### DATA SHOWN
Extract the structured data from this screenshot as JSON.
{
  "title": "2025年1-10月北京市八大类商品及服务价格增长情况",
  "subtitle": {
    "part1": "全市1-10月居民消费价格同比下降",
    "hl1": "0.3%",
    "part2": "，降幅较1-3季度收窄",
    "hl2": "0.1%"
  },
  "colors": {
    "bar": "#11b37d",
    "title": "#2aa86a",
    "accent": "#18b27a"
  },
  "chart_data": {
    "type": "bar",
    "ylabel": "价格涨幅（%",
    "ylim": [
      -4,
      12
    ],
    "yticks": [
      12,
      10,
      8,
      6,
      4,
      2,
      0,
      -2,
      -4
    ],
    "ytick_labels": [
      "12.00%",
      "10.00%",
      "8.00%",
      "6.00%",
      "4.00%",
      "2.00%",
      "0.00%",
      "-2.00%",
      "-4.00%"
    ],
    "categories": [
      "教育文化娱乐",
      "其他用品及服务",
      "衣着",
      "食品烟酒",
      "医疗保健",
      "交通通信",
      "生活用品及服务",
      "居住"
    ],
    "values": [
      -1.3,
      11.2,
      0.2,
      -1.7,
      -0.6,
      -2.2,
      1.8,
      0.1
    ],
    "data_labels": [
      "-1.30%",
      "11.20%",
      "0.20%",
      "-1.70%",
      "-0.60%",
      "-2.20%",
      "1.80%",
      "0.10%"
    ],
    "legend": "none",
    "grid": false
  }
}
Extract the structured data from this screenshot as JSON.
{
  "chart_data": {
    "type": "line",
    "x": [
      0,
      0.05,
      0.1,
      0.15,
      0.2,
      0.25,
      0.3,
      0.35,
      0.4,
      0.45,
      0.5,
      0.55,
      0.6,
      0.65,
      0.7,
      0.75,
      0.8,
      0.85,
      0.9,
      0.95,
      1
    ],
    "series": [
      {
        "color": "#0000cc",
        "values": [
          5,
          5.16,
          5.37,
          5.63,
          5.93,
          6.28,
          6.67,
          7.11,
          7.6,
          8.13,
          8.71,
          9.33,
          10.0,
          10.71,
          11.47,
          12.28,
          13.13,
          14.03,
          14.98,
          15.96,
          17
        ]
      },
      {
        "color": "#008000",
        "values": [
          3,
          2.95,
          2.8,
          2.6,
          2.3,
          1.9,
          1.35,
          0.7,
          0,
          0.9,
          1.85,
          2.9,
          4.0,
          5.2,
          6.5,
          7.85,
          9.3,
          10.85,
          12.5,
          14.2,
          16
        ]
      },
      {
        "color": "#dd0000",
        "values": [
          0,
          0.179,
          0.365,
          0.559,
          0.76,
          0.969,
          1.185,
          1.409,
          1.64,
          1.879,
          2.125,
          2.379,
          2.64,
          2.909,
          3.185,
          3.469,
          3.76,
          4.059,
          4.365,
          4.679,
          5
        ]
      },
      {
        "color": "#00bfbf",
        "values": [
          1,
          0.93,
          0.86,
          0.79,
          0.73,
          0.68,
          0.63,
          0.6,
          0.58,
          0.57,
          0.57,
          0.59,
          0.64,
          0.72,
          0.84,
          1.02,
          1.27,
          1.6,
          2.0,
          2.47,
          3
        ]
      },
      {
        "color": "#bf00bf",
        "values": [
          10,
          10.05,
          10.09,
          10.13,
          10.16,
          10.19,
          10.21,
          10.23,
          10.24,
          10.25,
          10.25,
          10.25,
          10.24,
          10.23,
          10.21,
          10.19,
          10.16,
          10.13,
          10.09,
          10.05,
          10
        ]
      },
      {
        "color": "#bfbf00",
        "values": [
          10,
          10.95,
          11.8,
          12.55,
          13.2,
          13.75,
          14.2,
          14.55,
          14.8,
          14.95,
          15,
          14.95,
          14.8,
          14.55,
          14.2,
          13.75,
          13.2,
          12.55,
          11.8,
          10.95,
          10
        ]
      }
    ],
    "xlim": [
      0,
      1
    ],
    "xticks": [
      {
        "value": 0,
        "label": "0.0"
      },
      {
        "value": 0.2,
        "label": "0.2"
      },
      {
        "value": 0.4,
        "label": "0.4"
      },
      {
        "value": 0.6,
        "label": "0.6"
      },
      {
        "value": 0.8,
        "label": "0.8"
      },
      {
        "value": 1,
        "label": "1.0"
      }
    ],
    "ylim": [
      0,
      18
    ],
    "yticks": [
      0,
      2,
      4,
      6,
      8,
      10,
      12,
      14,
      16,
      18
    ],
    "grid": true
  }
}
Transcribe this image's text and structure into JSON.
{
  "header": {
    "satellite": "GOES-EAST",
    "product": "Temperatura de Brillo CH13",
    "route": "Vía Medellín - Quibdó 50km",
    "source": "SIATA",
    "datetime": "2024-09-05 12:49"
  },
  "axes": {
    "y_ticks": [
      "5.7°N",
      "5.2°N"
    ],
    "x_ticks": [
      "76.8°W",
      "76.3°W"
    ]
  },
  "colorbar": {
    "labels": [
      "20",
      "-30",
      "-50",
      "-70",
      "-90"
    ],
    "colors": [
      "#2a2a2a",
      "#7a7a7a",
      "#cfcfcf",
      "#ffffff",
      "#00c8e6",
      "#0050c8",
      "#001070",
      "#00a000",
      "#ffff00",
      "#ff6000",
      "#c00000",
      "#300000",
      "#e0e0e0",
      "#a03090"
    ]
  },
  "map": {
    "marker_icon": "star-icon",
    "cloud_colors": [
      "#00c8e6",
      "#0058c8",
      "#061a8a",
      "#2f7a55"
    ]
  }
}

### EXERCISE DESCRIPTION
Retype the listing exactly, in full.

### OUTPUT
Extract the structured data from this screenshot as JSON.
{
  "title": "2025年1-10月北京市八大类商品及服务价格增长情况",
  "subtitle": {
    "part1": "全市1-10月居民消费价格同比下降",
    "hl1": "0.3%",
    "part2": "，降幅较1-3季度收窄",
    "hl2": "0.1%"
  },
  "colors": {
    "bar": "#11b37d",
    "title": "#2aa86a",
    "accent": "#18b27a"
  },
  "chart_data": {
    "type": "bar",
    "ylabel": "价格涨幅（%",
    "ylim": [
      -4,
      12
    ],
    "yticks": [
      12,
      10,
      8,
      6,
      4,
      2,
      0,
      -2,
      -4
    ],
    "ytick_labels": [
      "12.00%",
      "10.00%",
      "8.00%",
      "6.00%",
      "4.00%",
      "2.00%",
      "0.00%",
      "-2.00%",
      "-4.00%"
    ],
    "categories": [
      "教育文化娱乐",
      "其他用品及服务",
      "衣着",
      "食品烟酒",
      "医疗保健",
      "交通通信",
      "生活用品及服务",
      "居住"
    ],
    "values": [
      -1.3,
      11.2,
      0.2,
      -1.7,
      -0.6,
      -2.2,
      1.8,
      0.1
    ],
    "data_labels": [
      "-1.30%",
      "11.20%",
      "0.20%",
      "-1.70%",
      "-0.60%",
      "-2.20%",
      "1.80%",
      "0.10%"
    ],
    "legend": "none",
    "grid": false
  }
}
Extract the structured data from this screenshot as JSON.
{
  "chart_data": {
    "type": "line",
    "x": [
      0,
      0.05,
      0.1,
      0.15,
      0.2,
      0.25,
      0.3,
      0.35,
      0.4,
      0.45,
      0.5,
      0.55,
      0.6,
      0.65,
      0.7,
      0.75,
      0.8,
      0.85,
      0.9,
      0.95,
      1
    ],
    "series": [
      {
        "color": "#0000cc",
        "values": [
          5,
          5.16,
          5.37,
          5.63,
          5.93,
          6.28,
          6.67,
          7.11,
          7.6,
          8.13,
          8.71,
          9.33,
          10.0,
          10.71,
          11.47,
          12.28,
          13.13,
          14.03,
          14.98,
          15.96,
          17
        ]
      },
      {
        "color": "#008000",
        "values": [
          3,
          2.95,
          2.8,
          2.6,
          2.3,
          1.9,
          1.35,
          0.7,
          0,
          0.9,
          1.85,
          2.9,
          4.0,
          5.2,
          6.5,
          7.85,
          9.3,
          10.85,
          12.5,
          14.2,
          16
        ]
      },
      {
        "color": "#dd0000",
        "values": [
          0,
          0.179,
          0.365,
          0.559,
          0.76,
          0.969,
          1.185,
          1.409,
          1.64,
          1.879,
          2.125,
          2.379,
          2.64,
          2.909,
          3.185,
          3.469,
          3.76,
          4.059,
          4.365,
          4.679,
          5
        ]
      },
      {
        "color": "#00bfbf",
        "values": [
          1,
          0.93,
          0.86,
          0.79,
          0.73,
          0.68,
          0.63,
          0.6,
          0.58,
          0.57,
          0.57,
          0.59,
          0.64,
          0.72,
          0.84,
          1.02,
          1.27,
          1.6,
          2.0,
          2.47,
          3
        ]
      },
      {
        "color": "#bf00bf",
        "values": [
          10,
          10.05,
          10.09,
          10.13,
          10.16,
          10.19,
          10.21,
          10.23,
          10.24,
          10.25,
          10.25,
          10.25,
          10.24,
          10.23,
          10.21,
          10.19,
          10.16,
          10.13,
          10.09,
          10.05,
          10
        ]
      },
      {
        "color": "#bfbf00",
        "values": [
          10,
          10.95,
          11.8,
          12.55,
          13.2,
          13.75,
          14.2,
          14.55,
          14.8,
          14.95,
          15,
          14.95,
          14.8,
          14.55,
          14.2,
          13.75,
          13.2,
          12.55,
          11.8,
          10.95,
          10
        ]
      }
    ],
    "xlim": [
      0,
      1
    ],
    "xticks": [
      {
        "value": 0,
        "label": "0.0"
      },
      {
        "value": 0.2,
        "label": "0.2"
      },
      {
        "value": 0.4,
        "label": "0.4"
      },
      {
        "value": 0.6,
        "label": "0.6"
      },
      {
        "value": 0.8,
        "label": "0.8"
      },
      {
        "value": 1,
        "label": "1.0"
      }
    ],
    "ylim": [
      0,
      18
    ],
    "yticks": [
      0,
      2,
      4,
      6,
      8,
      10,
      12,
      14,
      16,
      18
    ],
    "grid": true
  }
}
Transcribe this image's text and structure into JSON.
{
  "header": {
    "satellite": "GOES-EAST",
    "product": "Temperatura de Brillo CH13",
    "route": "Vía Medellín - Quibdó 50km",
    "source": "SIATA",
    "datetime": "2024-09-05 12:49"
  },
  "axes": {
    "y_ticks": [
      "5.7°N",
      "5.2°N"
    ],
    "x_ticks": [
      "76.8°W",
      "76.3°W"
    ]
  },
  "colorbar": {
    "labels": [
      "20",
      "-30",
      "-50",
      "-70",
      "-90"
    ],
    "colors": [
      "#2a2a2a",
      "#7a7a7a",
      "#cfcfcf",
      "#ffffff",
      "#00c8e6",
      "#0050c8",
      "#001070",
      "#00a000",
      "#ffff00",
      "#ff6000",
      "#c00000",
      "#300000",
      "#e0e0e0",
      "#a03090"
    ]
  },
  "map": {
    "marker_icon": "star-icon",
    "cloud_colors": [
      "#00c8e6",
      "#0058c8",
      "#061a8a",
      "#2f7a55"
    ]
  }
}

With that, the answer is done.